■ Your instructions
Check every line below for the string "Secret", and copy the lines that contain it.

■ Dataset content
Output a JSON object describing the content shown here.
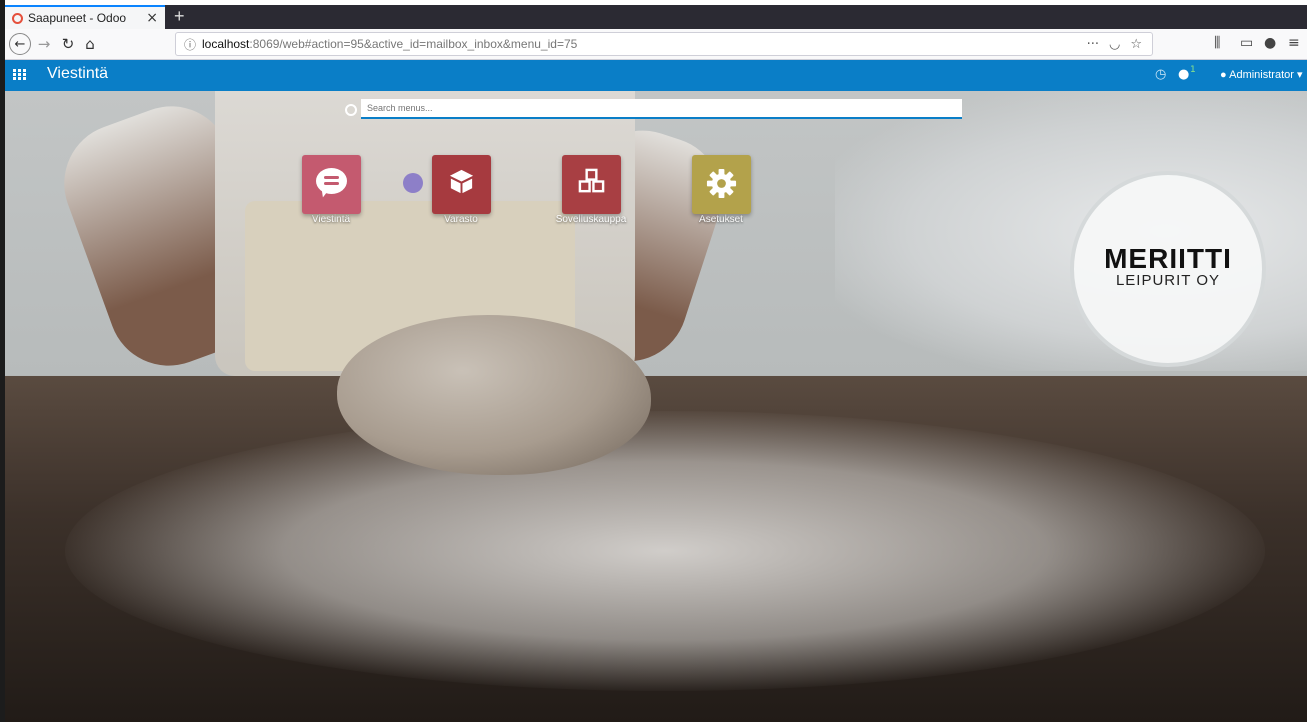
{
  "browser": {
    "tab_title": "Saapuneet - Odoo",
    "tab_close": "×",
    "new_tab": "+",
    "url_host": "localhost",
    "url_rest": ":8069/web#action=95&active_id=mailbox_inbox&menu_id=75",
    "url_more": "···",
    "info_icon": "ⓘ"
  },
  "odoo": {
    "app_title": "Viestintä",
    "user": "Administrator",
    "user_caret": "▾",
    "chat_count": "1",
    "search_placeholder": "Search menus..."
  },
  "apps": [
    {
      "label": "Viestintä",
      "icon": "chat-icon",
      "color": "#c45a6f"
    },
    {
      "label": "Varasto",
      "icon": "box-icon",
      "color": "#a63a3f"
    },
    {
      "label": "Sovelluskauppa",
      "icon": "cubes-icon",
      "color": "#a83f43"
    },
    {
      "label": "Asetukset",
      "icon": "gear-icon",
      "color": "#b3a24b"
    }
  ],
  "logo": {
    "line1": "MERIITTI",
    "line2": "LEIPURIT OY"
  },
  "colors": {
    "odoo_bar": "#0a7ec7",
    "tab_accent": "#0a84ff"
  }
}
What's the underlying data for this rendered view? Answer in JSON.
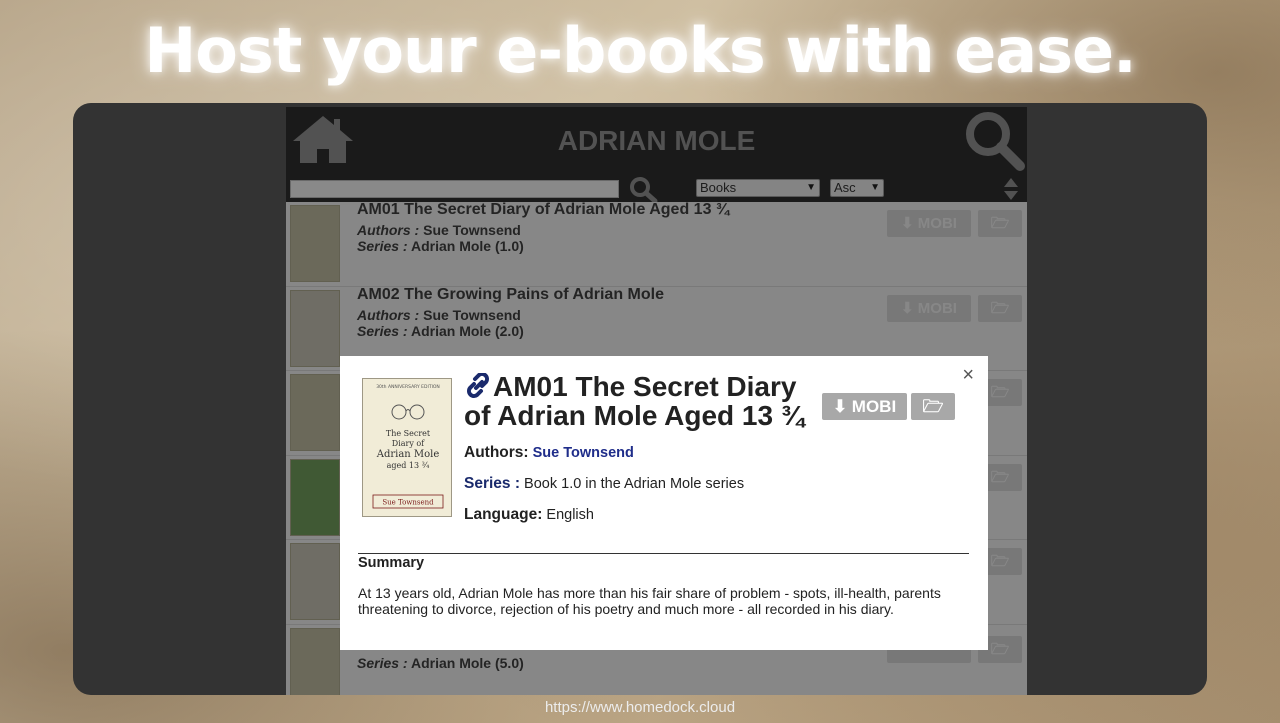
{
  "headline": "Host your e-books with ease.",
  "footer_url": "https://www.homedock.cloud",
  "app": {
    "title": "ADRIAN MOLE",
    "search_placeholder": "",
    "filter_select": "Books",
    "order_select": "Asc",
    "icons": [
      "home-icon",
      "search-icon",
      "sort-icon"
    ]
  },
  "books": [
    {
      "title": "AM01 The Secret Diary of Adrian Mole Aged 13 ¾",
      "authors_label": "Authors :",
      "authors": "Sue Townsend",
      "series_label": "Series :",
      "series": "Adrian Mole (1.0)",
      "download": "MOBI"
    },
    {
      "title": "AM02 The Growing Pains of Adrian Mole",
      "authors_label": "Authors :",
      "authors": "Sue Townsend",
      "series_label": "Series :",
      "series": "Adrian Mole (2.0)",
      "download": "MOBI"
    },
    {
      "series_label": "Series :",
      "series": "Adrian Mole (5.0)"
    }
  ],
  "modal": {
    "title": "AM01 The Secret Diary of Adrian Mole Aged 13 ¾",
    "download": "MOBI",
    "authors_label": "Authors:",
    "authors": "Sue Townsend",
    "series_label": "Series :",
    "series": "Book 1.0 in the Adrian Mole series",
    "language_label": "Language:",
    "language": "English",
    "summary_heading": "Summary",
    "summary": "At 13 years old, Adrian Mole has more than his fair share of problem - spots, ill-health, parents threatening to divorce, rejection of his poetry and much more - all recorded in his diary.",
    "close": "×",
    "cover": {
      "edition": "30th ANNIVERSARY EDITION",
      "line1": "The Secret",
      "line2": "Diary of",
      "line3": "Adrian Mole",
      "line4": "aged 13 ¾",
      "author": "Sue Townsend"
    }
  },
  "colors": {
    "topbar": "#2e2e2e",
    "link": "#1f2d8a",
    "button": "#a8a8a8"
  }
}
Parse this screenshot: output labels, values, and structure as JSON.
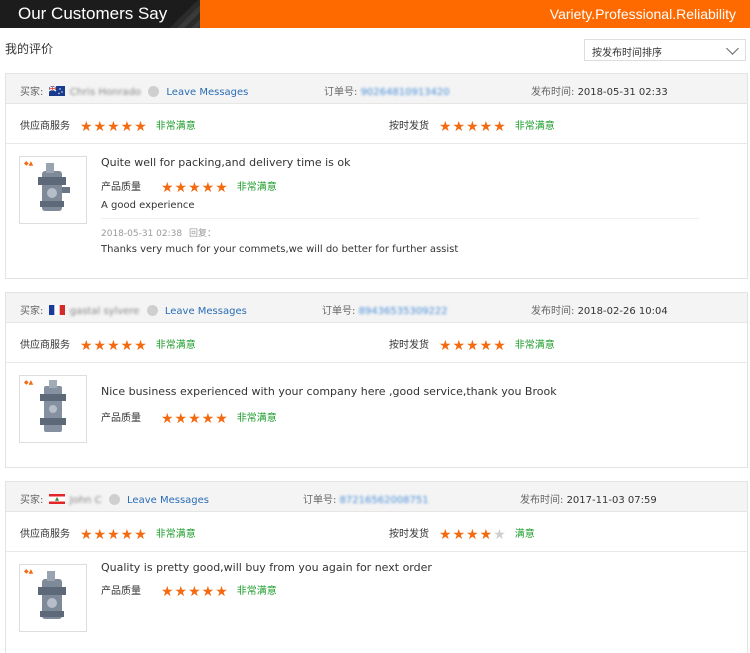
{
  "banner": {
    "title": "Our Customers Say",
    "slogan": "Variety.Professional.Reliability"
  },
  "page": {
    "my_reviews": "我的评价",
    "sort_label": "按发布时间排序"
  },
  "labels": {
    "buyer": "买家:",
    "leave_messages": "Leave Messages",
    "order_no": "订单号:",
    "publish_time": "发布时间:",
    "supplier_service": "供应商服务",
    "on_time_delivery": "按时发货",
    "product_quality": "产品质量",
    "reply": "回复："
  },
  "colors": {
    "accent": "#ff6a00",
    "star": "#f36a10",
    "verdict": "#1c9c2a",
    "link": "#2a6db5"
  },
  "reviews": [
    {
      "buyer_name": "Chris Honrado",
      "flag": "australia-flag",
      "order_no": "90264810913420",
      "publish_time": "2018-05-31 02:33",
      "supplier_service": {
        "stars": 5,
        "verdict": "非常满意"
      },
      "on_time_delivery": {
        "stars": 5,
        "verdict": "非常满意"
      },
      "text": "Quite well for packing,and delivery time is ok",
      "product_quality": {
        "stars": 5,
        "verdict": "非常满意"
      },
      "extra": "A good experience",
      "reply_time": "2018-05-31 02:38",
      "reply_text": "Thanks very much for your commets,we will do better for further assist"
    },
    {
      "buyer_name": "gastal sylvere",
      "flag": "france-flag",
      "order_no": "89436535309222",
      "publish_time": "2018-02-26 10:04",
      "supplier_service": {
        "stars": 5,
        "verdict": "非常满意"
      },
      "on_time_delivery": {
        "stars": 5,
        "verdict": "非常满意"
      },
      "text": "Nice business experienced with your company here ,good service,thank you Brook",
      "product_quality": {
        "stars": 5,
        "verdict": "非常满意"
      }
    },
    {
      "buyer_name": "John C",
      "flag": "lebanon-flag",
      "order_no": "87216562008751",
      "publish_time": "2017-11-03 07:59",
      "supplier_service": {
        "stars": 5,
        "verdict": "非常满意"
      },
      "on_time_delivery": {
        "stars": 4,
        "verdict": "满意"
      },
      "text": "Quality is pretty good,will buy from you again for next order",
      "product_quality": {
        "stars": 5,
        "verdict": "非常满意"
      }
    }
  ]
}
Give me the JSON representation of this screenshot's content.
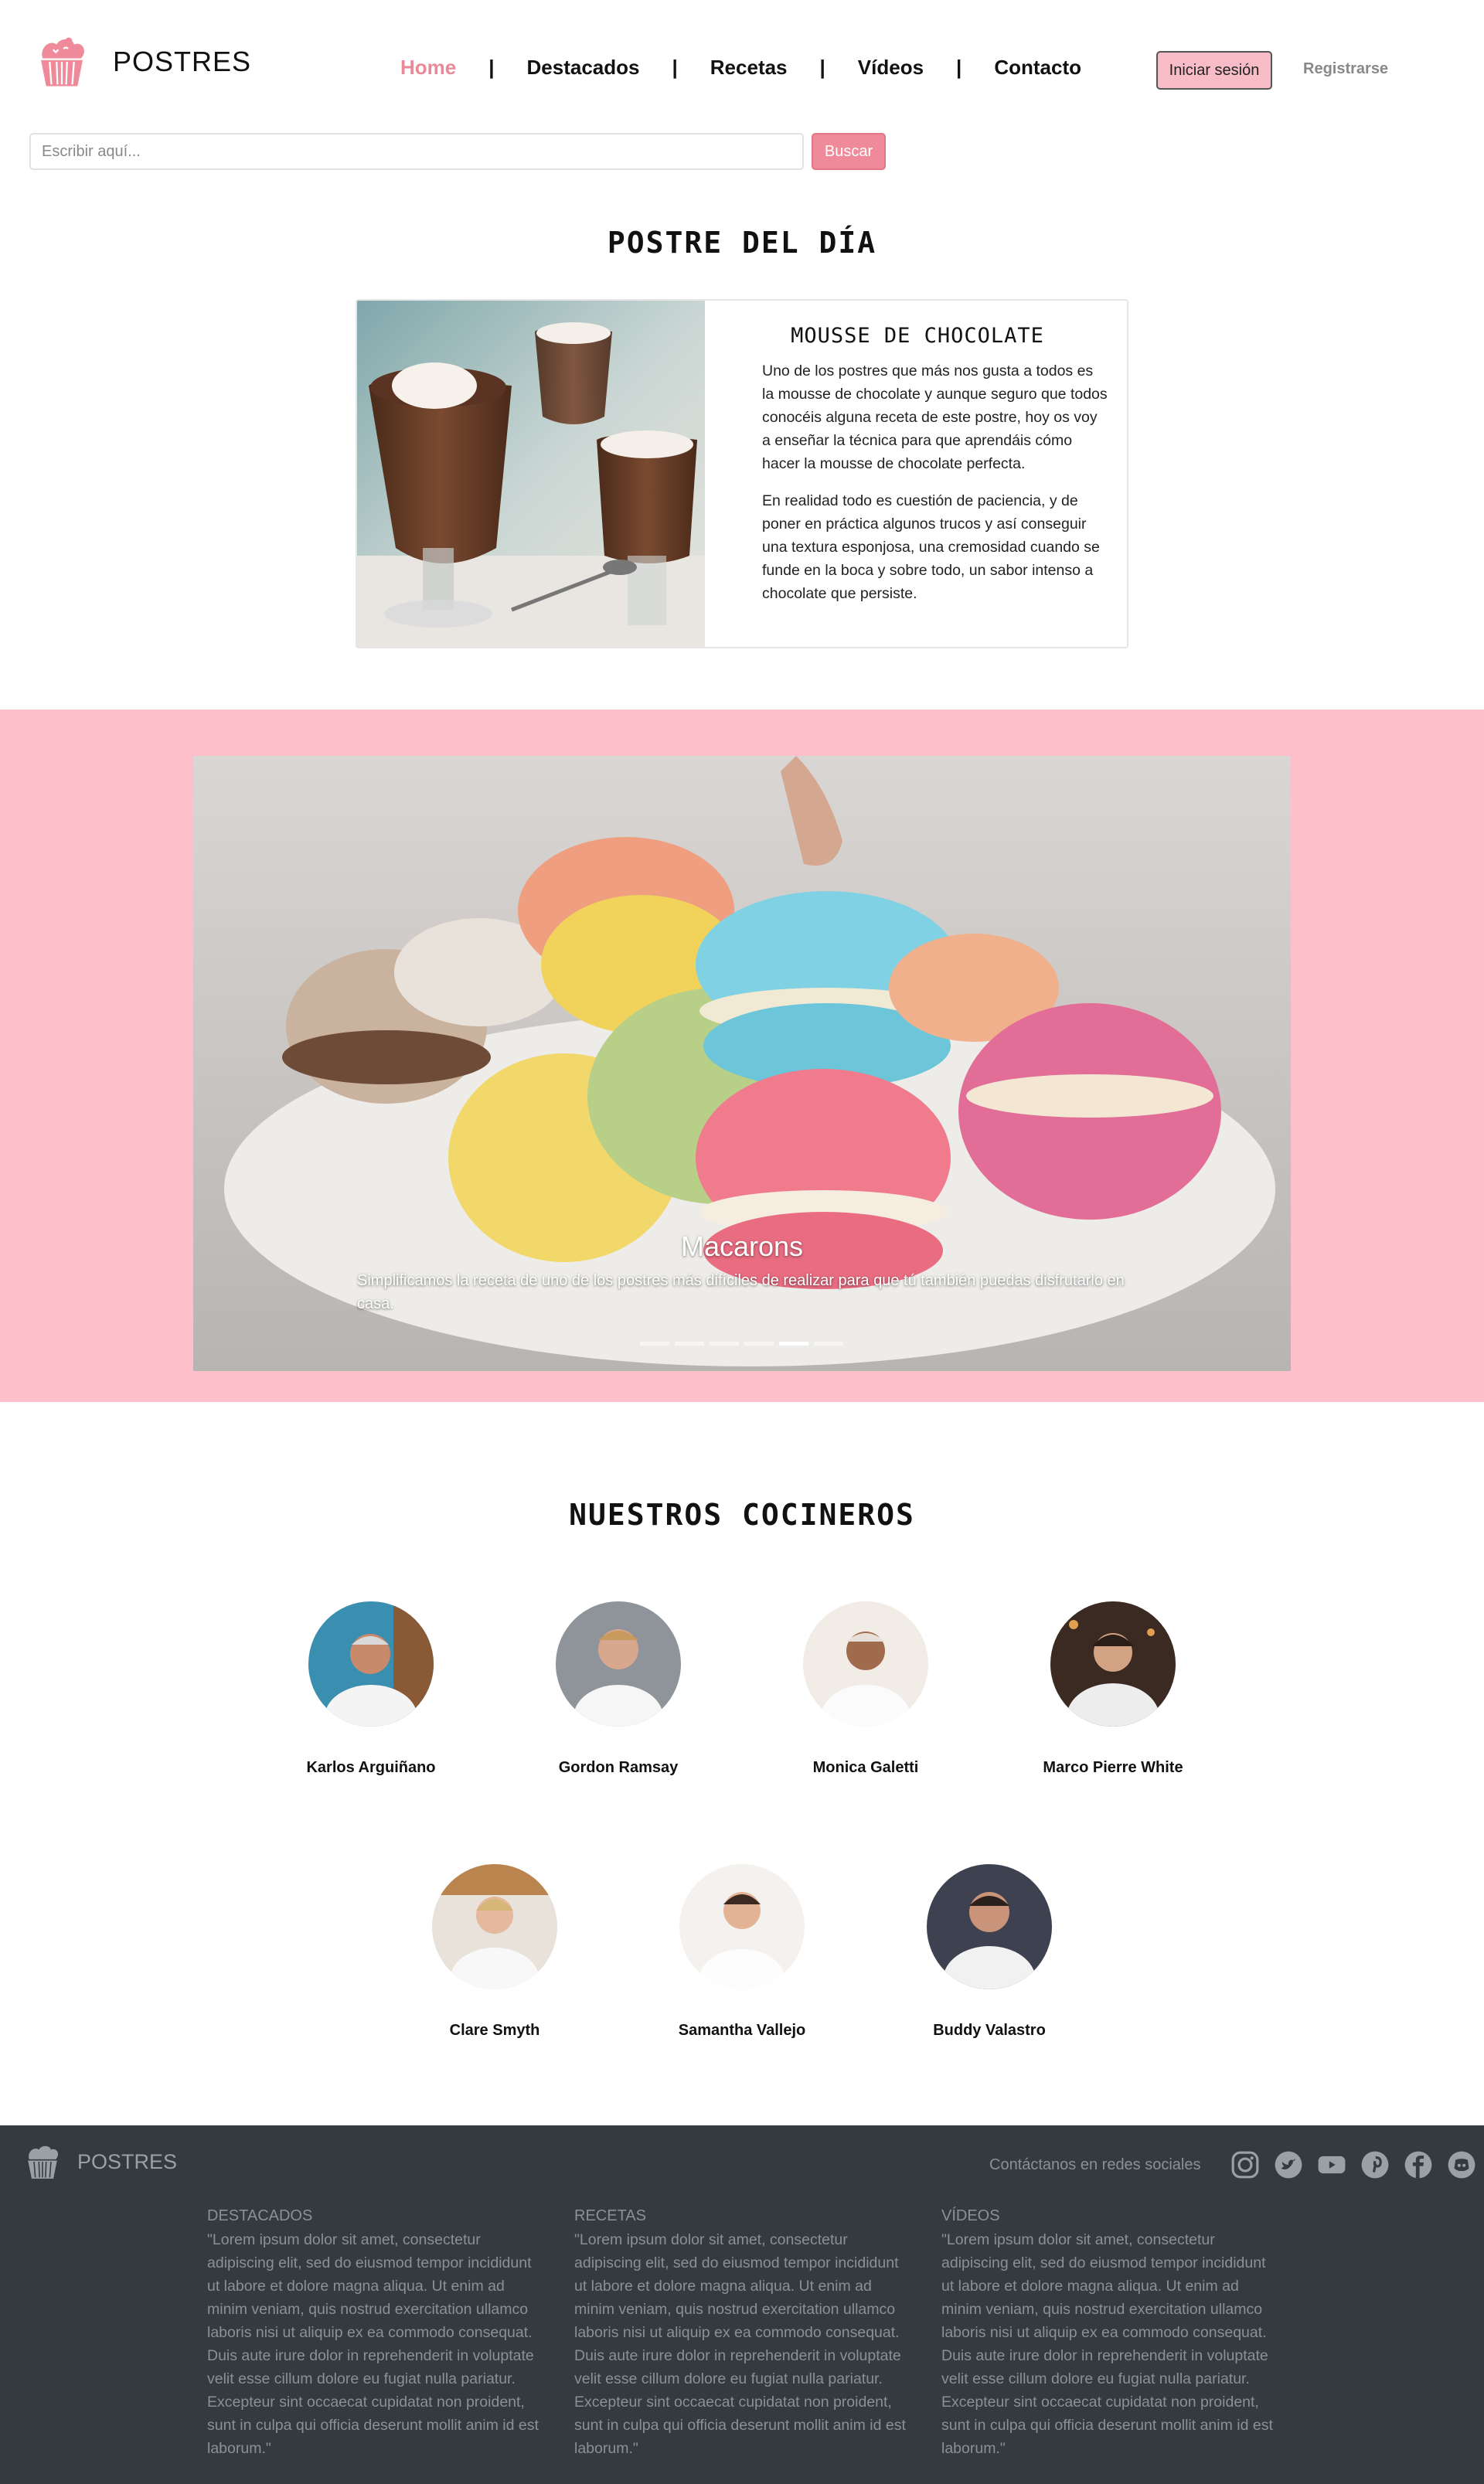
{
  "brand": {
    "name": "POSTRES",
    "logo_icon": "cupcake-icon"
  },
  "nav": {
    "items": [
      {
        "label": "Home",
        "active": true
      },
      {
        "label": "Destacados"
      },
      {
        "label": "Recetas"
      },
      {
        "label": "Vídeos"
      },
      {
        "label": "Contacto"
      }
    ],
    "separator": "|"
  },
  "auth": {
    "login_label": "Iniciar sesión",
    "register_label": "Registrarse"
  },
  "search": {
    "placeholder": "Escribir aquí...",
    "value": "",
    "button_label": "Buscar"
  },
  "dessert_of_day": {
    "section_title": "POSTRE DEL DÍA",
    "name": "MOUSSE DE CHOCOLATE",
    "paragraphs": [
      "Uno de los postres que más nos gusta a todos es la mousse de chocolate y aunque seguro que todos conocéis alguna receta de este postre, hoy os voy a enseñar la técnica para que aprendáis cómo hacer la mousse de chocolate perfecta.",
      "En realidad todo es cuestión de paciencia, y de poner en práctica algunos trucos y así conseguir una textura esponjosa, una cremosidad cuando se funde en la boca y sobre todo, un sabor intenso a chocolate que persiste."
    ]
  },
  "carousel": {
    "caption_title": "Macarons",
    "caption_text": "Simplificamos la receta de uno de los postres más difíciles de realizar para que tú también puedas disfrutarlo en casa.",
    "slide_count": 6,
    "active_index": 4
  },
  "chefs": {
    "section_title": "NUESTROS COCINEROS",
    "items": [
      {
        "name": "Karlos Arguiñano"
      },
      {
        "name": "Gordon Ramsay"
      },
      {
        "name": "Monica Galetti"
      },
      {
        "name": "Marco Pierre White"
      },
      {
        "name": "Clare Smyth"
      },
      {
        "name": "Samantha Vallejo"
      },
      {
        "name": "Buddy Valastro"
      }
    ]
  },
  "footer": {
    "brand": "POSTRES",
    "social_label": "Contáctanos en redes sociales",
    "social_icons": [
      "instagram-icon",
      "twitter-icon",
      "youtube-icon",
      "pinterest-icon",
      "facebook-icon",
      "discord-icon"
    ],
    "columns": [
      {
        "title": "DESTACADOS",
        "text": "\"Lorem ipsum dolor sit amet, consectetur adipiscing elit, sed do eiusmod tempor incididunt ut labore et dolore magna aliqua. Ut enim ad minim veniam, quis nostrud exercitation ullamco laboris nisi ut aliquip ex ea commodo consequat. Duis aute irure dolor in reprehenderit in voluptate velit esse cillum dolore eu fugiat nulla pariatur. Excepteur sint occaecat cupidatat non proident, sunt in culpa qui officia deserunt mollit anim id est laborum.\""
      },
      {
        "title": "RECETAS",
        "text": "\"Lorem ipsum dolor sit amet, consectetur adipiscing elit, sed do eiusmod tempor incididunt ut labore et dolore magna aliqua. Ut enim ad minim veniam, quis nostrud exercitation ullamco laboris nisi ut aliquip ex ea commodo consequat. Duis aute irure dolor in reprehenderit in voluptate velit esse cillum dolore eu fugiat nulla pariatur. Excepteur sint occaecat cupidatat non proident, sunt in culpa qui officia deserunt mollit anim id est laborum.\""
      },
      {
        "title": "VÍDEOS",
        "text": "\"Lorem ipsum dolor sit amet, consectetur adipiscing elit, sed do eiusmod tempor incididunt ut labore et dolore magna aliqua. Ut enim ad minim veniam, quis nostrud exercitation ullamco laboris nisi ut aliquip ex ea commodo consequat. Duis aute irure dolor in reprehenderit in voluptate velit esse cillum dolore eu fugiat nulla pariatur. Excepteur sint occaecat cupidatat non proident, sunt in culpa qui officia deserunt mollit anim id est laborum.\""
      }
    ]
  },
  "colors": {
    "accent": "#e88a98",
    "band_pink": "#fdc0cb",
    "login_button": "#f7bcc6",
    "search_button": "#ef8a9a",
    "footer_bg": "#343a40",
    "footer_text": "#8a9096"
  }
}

■ The result
      "title": "AM01 The Secret Diary of Adrian Mole Aged 13 ¾",
    "title": "AM01 The Secret Diary of Adrian Mole Aged 13 ¾",
      "line1": "The Secret",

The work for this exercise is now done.